Records from a data collection
- - -

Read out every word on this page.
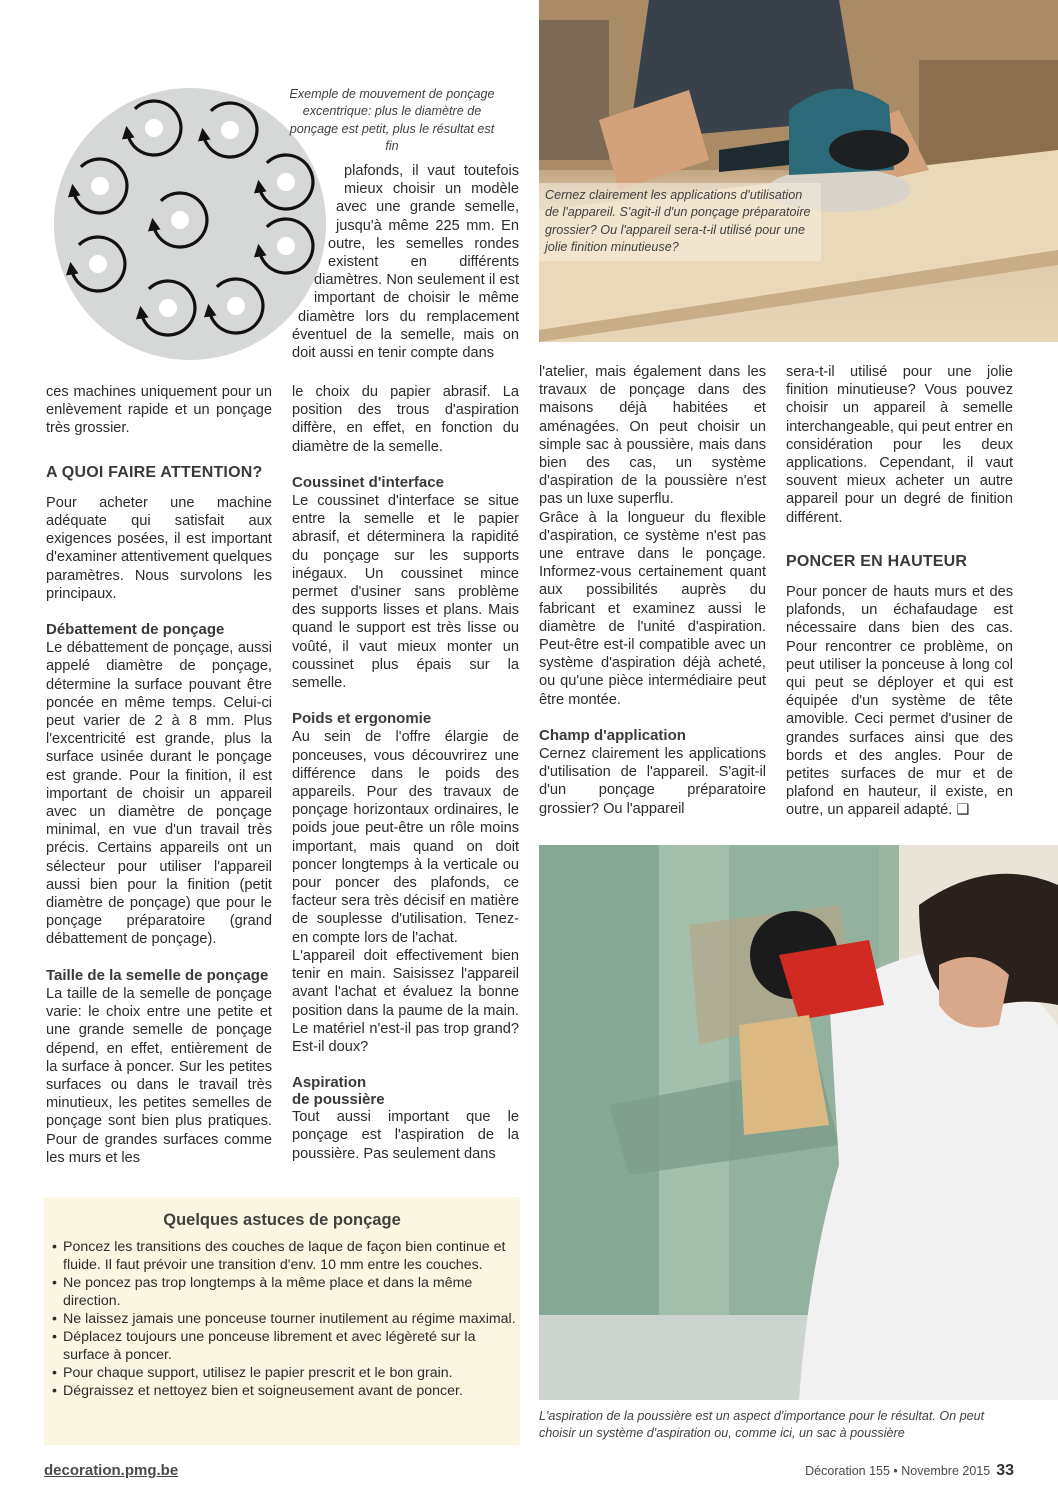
Exemple de mouvement de ponçage excentrique: plus le diamètre de ponçage est petit, plus le résultat est fin
Cernez clairement les applications d'utilisation de l'appareil. S'agit-il d'un ponçage préparatoire grossier? Ou l'appareil sera-t-il utilisé pour une jolie finition minutieuse?

ces machines uniquement pour un enlèvement rapide et un ponçage très grossier.

A QUOI FAIRE ATTENTION?

Pour acheter une machine adéquate qui satisfait aux exigences posées, il est important d'examiner attentivement quelques paramètres. Nous survolons les principaux.

Débattement de ponçage

Le débattement de ponçage, aussi appelé diamètre de ponçage, détermine la surface pouvant être poncée en même temps. Celui-ci peut varier de 2 à 8 mm. Plus l'excentricité est grande, plus la surface usinée durant le ponçage est grande. Pour la finition, il est important de choisir un appareil avec un diamètre de ponçage minimal, en vue d'un travail très précis. Certains appareils ont un sélecteur pour utiliser l'appareil aussi bien pour la finition (petit diamètre de ponçage) que pour le ponçage préparatoire (grand débattement de ponçage).

Taille de la semelle de ponçage

La taille de la semelle de ponçage varie: le choix entre une petite et une grande semelle de ponçage dépend, en effet, entièrement de la surface à poncer. Sur les petites surfaces ou dans le travail très minutieux, les petites semelles de ponçage sont bien plus pratiques. Pour de grandes surfaces comme les murs et les

plafonds, il vaut toutefois mieux choisir un modèle avec une grande semelle, jusqu'à même 225 mm. En outre, les semelles rondes existent en différents diamètres. Non seulement il est important de choisir le même diamètre lors du remplacement éventuel de la semelle, mais on doit aussi en tenir compte dans

le choix du papier abrasif. La position des trous d'aspiration diffère, en effet, en fonction du diamètre de la semelle.

Coussinet d'interface

Le coussinet d'interface se situe entre la semelle et le papier abrasif, et déterminera la rapidité du ponçage sur les supports inégaux. Un coussinet mince permet d'usiner sans problème des supports lisses et plans. Mais quand le support est très lisse ou voûté, il vaut mieux monter un coussinet plus épais sur la semelle.

Poids et ergonomie

Au sein de l'offre élargie de ponceuses, vous découvrirez une différence dans le poids des appareils. Pour des travaux de ponçage horizontaux ordinaires, le poids joue peut-être un rôle moins important, mais quand on doit poncer longtemps à la verticale ou pour poncer des plafonds, ce facteur sera très décisif en matière de souplesse d'utilisation. Tenez-en compte lors de l'achat.

L'appareil doit effectivement bien tenir en main. Saisissez l'appareil avant l'achat et évaluez la bonne position dans la paume de la main. Le matériel n'est-il pas trop grand? Est-il doux?

Aspiration
de poussière

Tout aussi important que le ponçage est l'aspiration de la poussière. Pas seulement dans

l'atelier, mais également dans les travaux de ponçage dans des maisons déjà habitées et aménagées. On peut choisir un simple sac à poussière, mais dans bien des cas, un système d'aspiration de la poussière n'est pas un luxe superflu.

Grâce à la longueur du flexible d'aspiration, ce système n'est pas une entrave dans le ponçage. Informez-vous certainement quant aux possibilités auprès du fabricant et examinez aussi le diamètre de l'unité d'aspiration. Peut-être est-il compatible avec un système d'aspiration déjà acheté, ou qu'une pièce intermédiaire peut être montée.

Champ d'application

Cernez clairement les applications d'utilisation de l'appareil. S'agit-il d'un ponçage préparatoire grossier? Ou l'appareil

sera-t-il utilisé pour une jolie finition minutieuse? Vous pouvez choisir un appareil à semelle interchangeable, qui peut entrer en considération pour les deux applications. Cependant, il vaut souvent mieux acheter un autre appareil pour un degré de finition différent.

PONCER EN HAUTEUR

Pour poncer de hauts murs et des plafonds, un échafaudage est nécessaire dans bien des cas. Pour rencontrer ce problème, on peut utiliser la ponceuse à long col qui peut se déployer et qui est équipée d'un système de tête amovible. Ceci permet d'usiner de grandes surfaces ainsi que des bords et des angles. Pour de petites surfaces de mur et de plafond en hauteur, il existe, en outre, un appareil adapté. ❑

L'aspiration de la poussière est un aspect d'importance pour le résultat. On peut choisir un système d'aspiration ou, comme ici, un sac à poussière
Quelques astuces de ponçage
• Poncez les transitions des couches de laque de façon bien continue et fluide. Il faut prévoir une transition d'env. 10 mm entre les couches.
• Ne poncez pas trop longtemps à la même place et dans la même direction.
• Ne laissez jamais une ponceuse tourner inutilement au régime maximal.
• Déplacez toujours une ponceuse librement et avec légèreté sur la surface à poncer.
• Pour chaque support, utilisez le papier prescrit et le bon grain.
• Dégraissez et nettoyez bien et soigneusement avant de poncer.
decoration.pmg.be	Décoration 155 • Novembre 2015 33
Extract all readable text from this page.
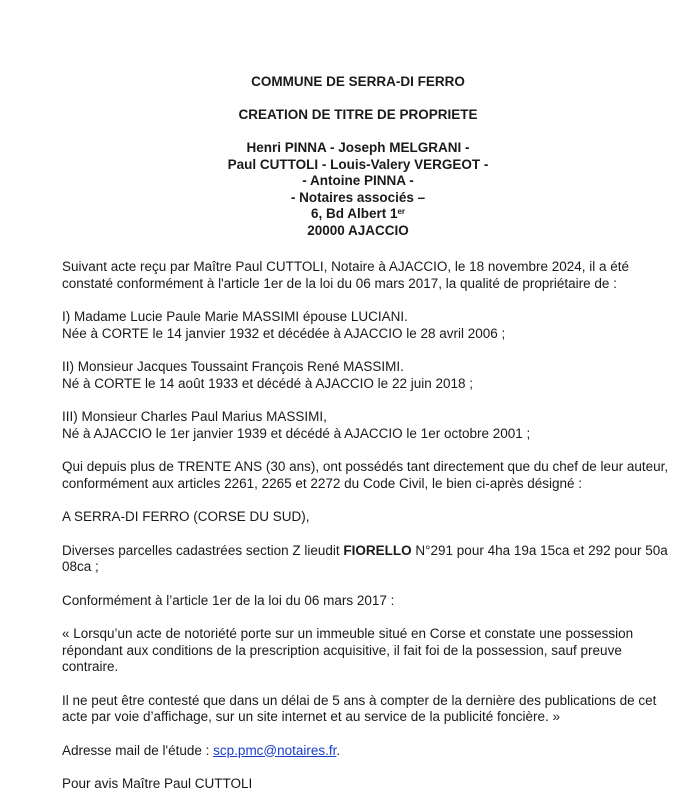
COMMUNE DE SERRA-DI FERRO
CREATION DE TITRE DE PROPRIETE
Henri PINNA - Joseph MELGRANI -
Paul CUTTOLI - Louis-Valery VERGEOT -
- Antoine PINNA -
- Notaires associés –
6, Bd Albert 1er
20000 AJACCIO
Suivant acte reçu par Maître Paul CUTTOLI, Notaire à AJACCIO, le 18 novembre 2024, il a été
constaté conformément à l'article 1er de la loi du 06 mars 2017, la qualité de propriétaire de :
I) Madame Lucie Paule Marie MASSIMI épouse LUCIANI.
Née à CORTE le 14 janvier 1932 et décédée à AJACCIO le 28 avril 2006 ;
II) Monsieur Jacques Toussaint François René MASSIMI.
Né à CORTE le 14 août 1933 et décédé à AJACCIO le 22 juin 2018 ;
III) Monsieur Charles Paul Marius MASSIMI,
Né à AJACCIO le 1er janvier 1939 et décédé à AJACCIO le 1er octobre 2001 ;
Qui depuis plus de TRENTE ANS (30 ans), ont possédés tant directement que du chef de leur auteur,
conformément aux articles 2261, 2265 et 2272 du Code Civil, le bien ci-après désigné :
A SERRA-DI FERRO (CORSE DU SUD),
Diverses parcelles cadastrées section Z lieudit FIORELLO N°291 pour 4ha 19a 15ca et 292 pour 50a
08ca ;
Conformément à l’article 1er de la loi du 06 mars 2017 :
« Lorsqu’un acte de notoriété porte sur un immeuble situé en Corse et constate une possession
répondant aux conditions de la prescription acquisitive, il fait foi de la possession, sauf preuve
contraire.
Il ne peut être contesté que dans un délai de 5 ans à compter de la dernière des publications de cet
acte par voie d’affichage, sur un site internet et au service de la publicité foncière. »
Adresse mail de l'étude : scp.pmc@notaires.fr.
Pour avis Maître Paul CUTTOLI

- - -

## EXERCISE DIRECTIONS
Keep only those lines of the records that hold "CUTTOLI", and return them.

## FULL ANSWER
Paul CUTTOLI - Louis-Valery VERGEOT -
Suivant acte reçu par Maître Paul CUTTOLI, Notaire à AJACCIO, le 18 novembre 2024, il a été
Pour avis Maître Paul CUTTOLI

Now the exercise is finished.